> Task directions
Extract the complete data exactly as given.
===== Entries provided =====
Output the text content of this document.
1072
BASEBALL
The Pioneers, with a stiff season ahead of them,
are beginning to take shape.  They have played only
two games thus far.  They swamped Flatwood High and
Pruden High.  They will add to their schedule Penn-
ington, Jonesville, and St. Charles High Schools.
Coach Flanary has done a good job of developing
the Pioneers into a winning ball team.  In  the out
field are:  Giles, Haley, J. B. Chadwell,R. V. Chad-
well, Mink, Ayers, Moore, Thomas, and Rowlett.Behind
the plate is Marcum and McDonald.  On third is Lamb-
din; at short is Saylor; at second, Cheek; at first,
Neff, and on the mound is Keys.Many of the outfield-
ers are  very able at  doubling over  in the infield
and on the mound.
=====
> The response
Output the text content of this document.
1072
BASEBALL
The Pioneers, with a stiff season ahead of them,
are beginning to take shape.  They have played only
two games thus far.  They swamped Flatwood High and
Pruden High.  They will add to their schedule Penn-
ington, Jonesville, and St. Charles High Schools.
Coach Flanary has done a good job of developing
the Pioneers into a winning ball team.  In  the out
field are:  Giles, Haley, J. B. Chadwell,R. V. Chad-
well, Mink, Ayers, Moore, Thomas, and Rowlett.Behind
the plate is Marcum and McDonald.  On third is Lamb-
din; at short is Saylor; at second, Cheek; at first,
Neff, and on the mound is Keys.Many of the outfield-
ers are  very able at  doubling over  in the infield
and on the mound.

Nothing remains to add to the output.